Select every line below containing the word "color".
- - - - - - -
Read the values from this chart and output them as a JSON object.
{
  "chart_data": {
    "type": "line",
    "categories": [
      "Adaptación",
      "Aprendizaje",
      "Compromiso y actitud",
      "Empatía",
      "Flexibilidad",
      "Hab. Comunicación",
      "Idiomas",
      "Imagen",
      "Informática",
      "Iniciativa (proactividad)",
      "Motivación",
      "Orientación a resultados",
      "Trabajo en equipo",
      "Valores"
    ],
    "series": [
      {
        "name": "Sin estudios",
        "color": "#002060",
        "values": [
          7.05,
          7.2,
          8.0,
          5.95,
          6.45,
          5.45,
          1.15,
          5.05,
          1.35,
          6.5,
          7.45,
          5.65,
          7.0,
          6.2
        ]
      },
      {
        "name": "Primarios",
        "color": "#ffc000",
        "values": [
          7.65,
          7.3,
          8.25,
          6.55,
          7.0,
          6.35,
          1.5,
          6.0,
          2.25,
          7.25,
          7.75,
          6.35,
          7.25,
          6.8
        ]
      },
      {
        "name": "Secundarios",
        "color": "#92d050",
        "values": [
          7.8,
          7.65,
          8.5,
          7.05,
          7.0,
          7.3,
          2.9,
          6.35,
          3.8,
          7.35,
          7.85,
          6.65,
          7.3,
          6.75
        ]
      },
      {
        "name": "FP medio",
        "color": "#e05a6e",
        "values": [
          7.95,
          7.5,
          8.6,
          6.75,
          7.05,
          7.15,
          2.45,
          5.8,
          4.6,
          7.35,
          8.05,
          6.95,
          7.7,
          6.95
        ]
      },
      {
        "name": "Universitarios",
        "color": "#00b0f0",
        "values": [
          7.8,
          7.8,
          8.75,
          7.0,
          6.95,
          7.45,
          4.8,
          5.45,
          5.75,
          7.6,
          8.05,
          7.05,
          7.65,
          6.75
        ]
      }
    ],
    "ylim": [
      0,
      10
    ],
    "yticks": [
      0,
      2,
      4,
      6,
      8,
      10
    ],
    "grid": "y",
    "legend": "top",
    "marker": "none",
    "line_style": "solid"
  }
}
- - - - - - -
**Exercise output**
        "color": "#002060",
        "color": "#ffc000",
        "color": "#92d050",
        "color": "#e05a6e",
        "color": "#00b0f0",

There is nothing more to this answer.